— Start —

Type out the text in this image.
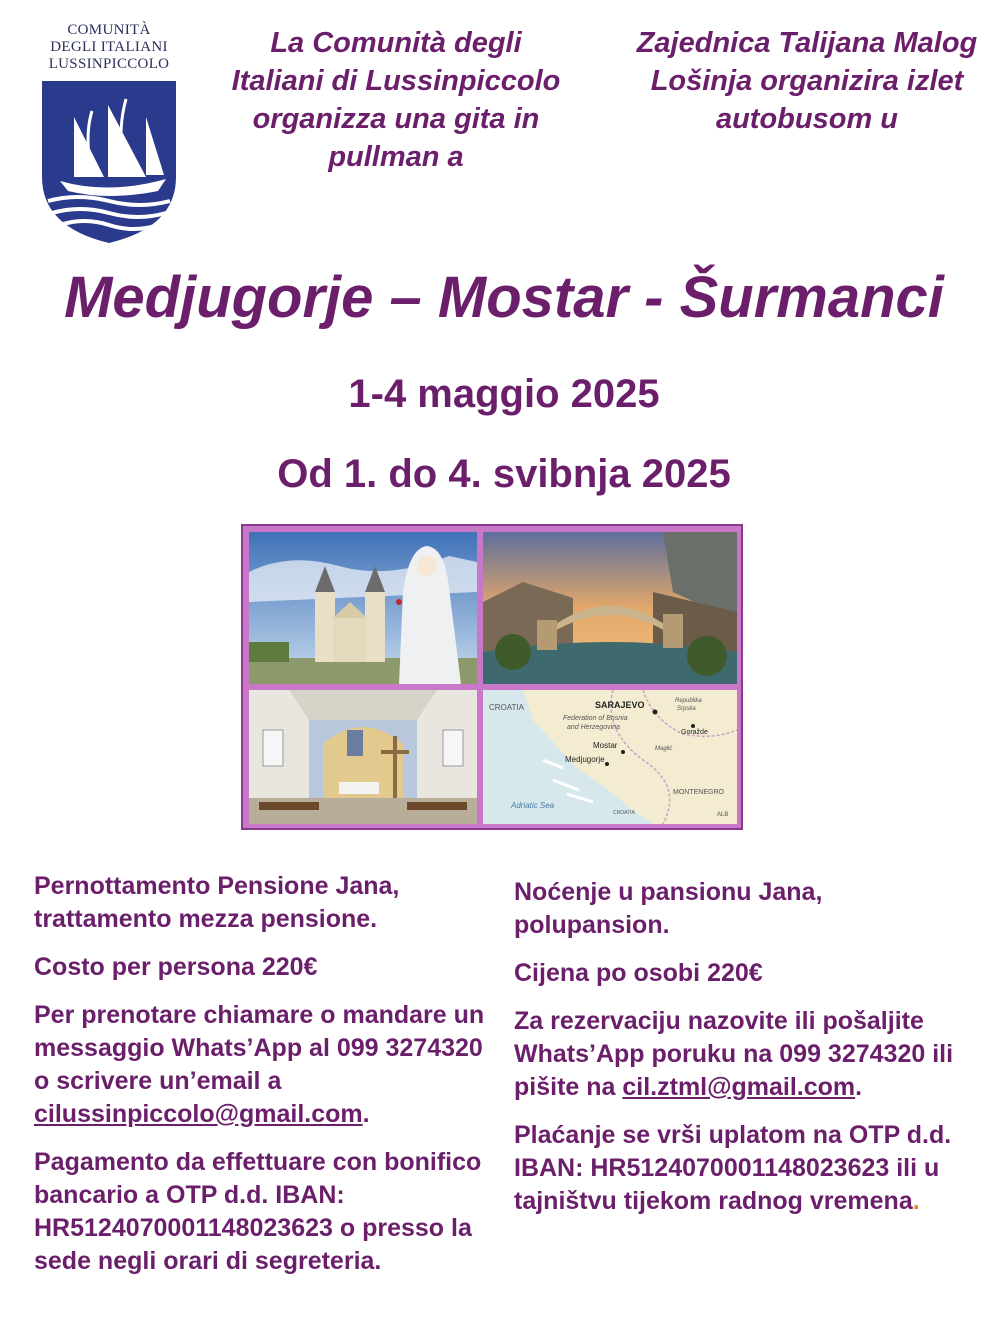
COMUNITÀ
DEGLI ITALIANI
LUSSINPICCOLO
La Comunità degli
Italiani di Lussinpiccolo
organizza una gita in
pullman a
Zajednica Talijana Malog
Lošinja organizira izlet
autobusom u
Medjugorje – Mostar - Šurmanci
1-4 maggio 2025
Od 1. do 4. svibnja 2025
CROATIA	SARAJEVO	Republika
Srpska
Federation of Bosnia
and Herzegovina
Goražde
Mostar	Maglić
Medjugorje
MONTENEGRO
Adriatic Sea
CROATIA	ALB

Pernottamento Pensione Jana, trattamento mezza pensione.

Costo per persona 220€

Per prenotare chiamare o mandare un messaggio Whats’App al 099 3274320 o scrivere un’email a cilussinpiccolo@gmail.com.

Pagamento da effettuare con bonifico bancario a OTP d.d. IBAN: HR5124070001148023623 o presso la sede negli orari di segreteria.

Noćenje u pansionu Jana, polupansion.

Cijena po osobi 220€

Za rezervaciju nazovite ili pošaljite Whats’App poruku na 099 3274320 ili pišite na cil.ztml@gmail.com.

Plaćanje se vrši uplatom na OTP d.d. IBAN: HR5124070001148023623 ili u tajništvu tijekom radnog vremena.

— End —

Directive: Within the listing, how many lines hold the word "IBAN"? Only the number is to be given.

Output below: 2